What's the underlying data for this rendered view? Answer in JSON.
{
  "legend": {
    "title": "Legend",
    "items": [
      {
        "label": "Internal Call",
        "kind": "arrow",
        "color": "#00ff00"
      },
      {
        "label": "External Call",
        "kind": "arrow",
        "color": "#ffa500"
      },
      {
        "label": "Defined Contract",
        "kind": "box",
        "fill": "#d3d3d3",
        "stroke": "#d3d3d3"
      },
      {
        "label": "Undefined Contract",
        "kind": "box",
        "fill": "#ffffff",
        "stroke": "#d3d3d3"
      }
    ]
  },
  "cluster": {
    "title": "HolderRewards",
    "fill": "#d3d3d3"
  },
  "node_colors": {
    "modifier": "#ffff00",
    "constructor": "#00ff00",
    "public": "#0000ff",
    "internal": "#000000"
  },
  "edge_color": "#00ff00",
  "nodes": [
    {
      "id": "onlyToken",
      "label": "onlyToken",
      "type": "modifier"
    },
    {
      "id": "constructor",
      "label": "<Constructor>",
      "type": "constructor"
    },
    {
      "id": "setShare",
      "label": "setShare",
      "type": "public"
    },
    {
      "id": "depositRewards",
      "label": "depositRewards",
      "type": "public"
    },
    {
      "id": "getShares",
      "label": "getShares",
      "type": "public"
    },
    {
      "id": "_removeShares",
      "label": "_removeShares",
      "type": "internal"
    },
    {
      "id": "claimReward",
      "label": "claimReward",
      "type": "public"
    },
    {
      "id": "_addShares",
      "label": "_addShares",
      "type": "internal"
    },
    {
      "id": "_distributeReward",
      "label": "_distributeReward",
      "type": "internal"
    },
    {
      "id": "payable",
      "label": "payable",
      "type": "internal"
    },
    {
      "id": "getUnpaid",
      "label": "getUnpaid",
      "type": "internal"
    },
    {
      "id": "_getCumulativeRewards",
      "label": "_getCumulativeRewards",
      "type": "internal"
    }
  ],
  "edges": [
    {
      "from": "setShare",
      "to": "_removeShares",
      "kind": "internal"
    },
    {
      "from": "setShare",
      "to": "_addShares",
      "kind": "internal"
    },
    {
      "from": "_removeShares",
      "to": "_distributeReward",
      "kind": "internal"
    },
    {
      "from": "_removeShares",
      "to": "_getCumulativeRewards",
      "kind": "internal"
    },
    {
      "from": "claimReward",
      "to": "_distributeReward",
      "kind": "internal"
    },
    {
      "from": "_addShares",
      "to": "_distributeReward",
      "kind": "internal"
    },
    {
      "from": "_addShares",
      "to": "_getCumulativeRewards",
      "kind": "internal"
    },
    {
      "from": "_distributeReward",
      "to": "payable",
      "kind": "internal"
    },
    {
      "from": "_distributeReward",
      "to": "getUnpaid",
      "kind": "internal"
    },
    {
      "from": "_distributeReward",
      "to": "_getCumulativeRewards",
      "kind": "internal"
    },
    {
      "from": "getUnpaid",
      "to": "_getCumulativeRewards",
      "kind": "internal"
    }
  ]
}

■ ■ ■ ■ ■ ■ ■

■ INSTRUCTIONS FOR THE TASK: Your task is to repeat the data exactly, with nothing left out.

■ THE RESULT:
What's the underlying data for this rendered view? Answer in JSON.
{
  "legend": {
    "title": "Legend",
    "items": [
      {
        "label": "Internal Call",
        "kind": "arrow",
        "color": "#00ff00"
      },
      {
        "label": "External Call",
        "kind": "arrow",
        "color": "#ffa500"
      },
      {
        "label": "Defined Contract",
        "kind": "box",
        "fill": "#d3d3d3",
        "stroke": "#d3d3d3"
      },
      {
        "label": "Undefined Contract",
        "kind": "box",
        "fill": "#ffffff",
        "stroke": "#d3d3d3"
      }
    ]
  },
  "cluster": {
    "title": "HolderRewards",
    "fill": "#d3d3d3"
  },
  "node_colors": {
    "modifier": "#ffff00",
    "constructor": "#00ff00",
    "public": "#0000ff",
    "internal": "#000000"
  },
  "edge_color": "#00ff00",
  "nodes": [
    {
      "id": "onlyToken",
      "label": "onlyToken",
      "type": "modifier"
    },
    {
      "id": "constructor",
      "label": "<Constructor>",
      "type": "constructor"
    },
    {
      "id": "setShare",
      "label": "setShare",
      "type": "public"
    },
    {
      "id": "depositRewards",
      "label": "depositRewards",
      "type": "public"
    },
    {
      "id": "getShares",
      "label": "getShares",
      "type": "public"
    },
    {
      "id": "_removeShares",
      "label": "_removeShares",
      "type": "internal"
    },
    {
      "id": "claimReward",
      "label": "claimReward",
      "type": "public"
    },
    {
      "id": "_addShares",
      "label": "_addShares",
      "type": "internal"
    },
    {
      "id": "_distributeReward",
      "label": "_distributeReward",
      "type": "internal"
    },
    {
      "id": "payable",
      "label": "payable",
      "type": "internal"
    },
    {
      "id": "getUnpaid",
      "label": "getUnpaid",
      "type": "internal"
    },
    {
      "id": "_getCumulativeRewards",
      "label": "_getCumulativeRewards",
      "type": "internal"
    }
  ],
  "edges": [
    {
      "from": "setShare",
      "to": "_removeShares",
      "kind": "internal"
    },
    {
      "from": "setShare",
      "to": "_addShares",
      "kind": "internal"
    },
    {
      "from": "_removeShares",
      "to": "_distributeReward",
      "kind": "internal"
    },
    {
      "from": "_removeShares",
      "to": "_getCumulativeRewards",
      "kind": "internal"
    },
    {
      "from": "claimReward",
      "to": "_distributeReward",
      "kind": "internal"
    },
    {
      "from": "_addShares",
      "to": "_distributeReward",
      "kind": "internal"
    },
    {
      "from": "_addShares",
      "to": "_getCumulativeRewards",
      "kind": "internal"
    },
    {
      "from": "_distributeReward",
      "to": "payable",
      "kind": "internal"
    },
    {
      "from": "_distributeReward",
      "to": "getUnpaid",
      "kind": "internal"
    },
    {
      "from": "_distributeReward",
      "to": "_getCumulativeRewards",
      "kind": "internal"
    },
    {
      "from": "getUnpaid",
      "to": "_getCumulativeRewards",
      "kind": "internal"
    }
  ]
}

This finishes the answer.